What to produce:
Transcribe the listing in full, excluding any pictures.

:: Data for the task

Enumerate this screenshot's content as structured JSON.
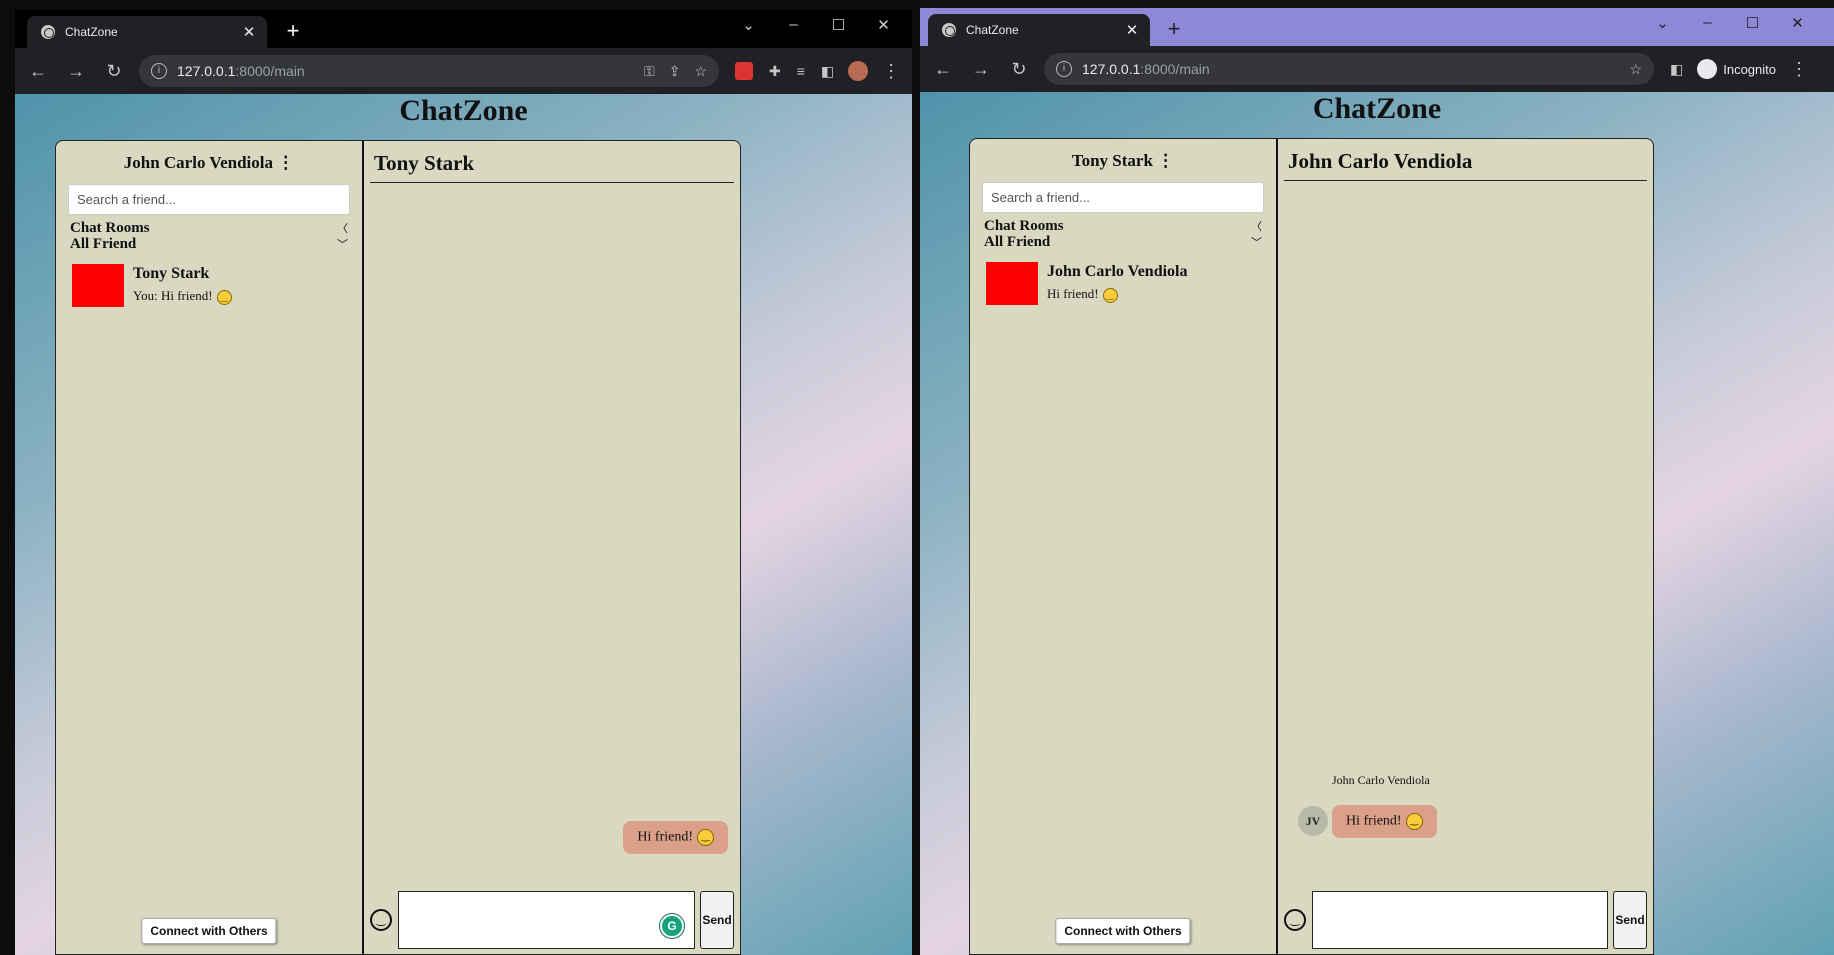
{
  "left_window": {
    "tab": {
      "title": "ChatZone",
      "close": "✕"
    },
    "new_tab": "+",
    "url": {
      "host": "127.0.0.1",
      "rest": ":8000/main"
    },
    "app_title": "ChatZone",
    "sidebar": {
      "user_name": "John Carlo Vendiola ⋮",
      "search_placeholder": "Search a friend...",
      "chat_rooms": "Chat Rooms",
      "all_friend": "All Friend",
      "friends": [
        {
          "name": "Tony Stark",
          "last_message": "You: Hi friend!"
        }
      ],
      "connect_button": "Connect with Others"
    },
    "chat": {
      "header": "Tony Stark",
      "messages": [
        {
          "text": "Hi friend!",
          "sender": "self"
        }
      ],
      "send_button": "Send"
    }
  },
  "right_window": {
    "tab": {
      "title": "ChatZone",
      "close": "✕"
    },
    "new_tab": "+",
    "url": {
      "host": "127.0.0.1",
      "rest": ":8000/main"
    },
    "incognito_label": "Incognito",
    "app_title": "ChatZone",
    "sidebar": {
      "user_name": "Tony Stark ⋮",
      "search_placeholder": "Search a friend...",
      "chat_rooms": "Chat Rooms",
      "all_friend": "All Friend",
      "friends": [
        {
          "name": "John Carlo Vendiola",
          "last_message": "Hi friend!"
        }
      ],
      "connect_button": "Connect with Others"
    },
    "chat": {
      "header": "John Carlo Vendiola",
      "messages": [
        {
          "text": "Hi friend!",
          "sender_name": "John Carlo Vendiola",
          "sender_initials": "JV"
        }
      ],
      "send_button": "Send"
    }
  },
  "colors": {
    "bubble": "#dba08a",
    "panel": "#d9d8c0",
    "avatar_placeholder": "#ff0000",
    "incognito_frame": "#8e88d8"
  },
  "icons": [
    "globe-icon",
    "back-icon",
    "forward-icon",
    "reload-icon",
    "info-icon",
    "key-icon",
    "share-icon",
    "star-icon",
    "extensions-icon",
    "sidepanel-icon",
    "menu-icon",
    "smiley-icon",
    "grammarly-icon",
    "chevron-left-icon",
    "chevron-down-icon"
  ]
}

::::

Written response:
Enumerate this screenshot's content as structured JSON.
{
  "left_window": {
    "tab": {
      "title": "ChatZone",
      "close": "✕"
    },
    "new_tab": "+",
    "url": {
      "host": "127.0.0.1",
      "rest": ":8000/main"
    },
    "app_title": "ChatZone",
    "sidebar": {
      "user_name": "John Carlo Vendiola ⋮",
      "search_placeholder": "Search a friend...",
      "chat_rooms": "Chat Rooms",
      "all_friend": "All Friend",
      "friends": [
        {
          "name": "Tony Stark",
          "last_message": "You: Hi friend!"
        }
      ],
      "connect_button": "Connect with Others"
    },
    "chat": {
      "header": "Tony Stark",
      "messages": [
        {
          "text": "Hi friend!",
          "sender": "self"
        }
      ],
      "send_button": "Send"
    }
  },
  "right_window": {
    "tab": {
      "title": "ChatZone",
      "close": "✕"
    },
    "new_tab": "+",
    "url": {
      "host": "127.0.0.1",
      "rest": ":8000/main"
    },
    "incognito_label": "Incognito",
    "app_title": "ChatZone",
    "sidebar": {
      "user_name": "Tony Stark ⋮",
      "search_placeholder": "Search a friend...",
      "chat_rooms": "Chat Rooms",
      "all_friend": "All Friend",
      "friends": [
        {
          "name": "John Carlo Vendiola",
          "last_message": "Hi friend!"
        }
      ],
      "connect_button": "Connect with Others"
    },
    "chat": {
      "header": "John Carlo Vendiola",
      "messages": [
        {
          "text": "Hi friend!",
          "sender_name": "John Carlo Vendiola",
          "sender_initials": "JV"
        }
      ],
      "send_button": "Send"
    }
  },
  "colors": {
    "bubble": "#dba08a",
    "panel": "#d9d8c0",
    "avatar_placeholder": "#ff0000",
    "incognito_frame": "#8e88d8"
  },
  "icons": [
    "globe-icon",
    "back-icon",
    "forward-icon",
    "reload-icon",
    "info-icon",
    "key-icon",
    "share-icon",
    "star-icon",
    "extensions-icon",
    "sidepanel-icon",
    "menu-icon",
    "smiley-icon",
    "grammarly-icon",
    "chevron-left-icon",
    "chevron-down-icon"
  ]
}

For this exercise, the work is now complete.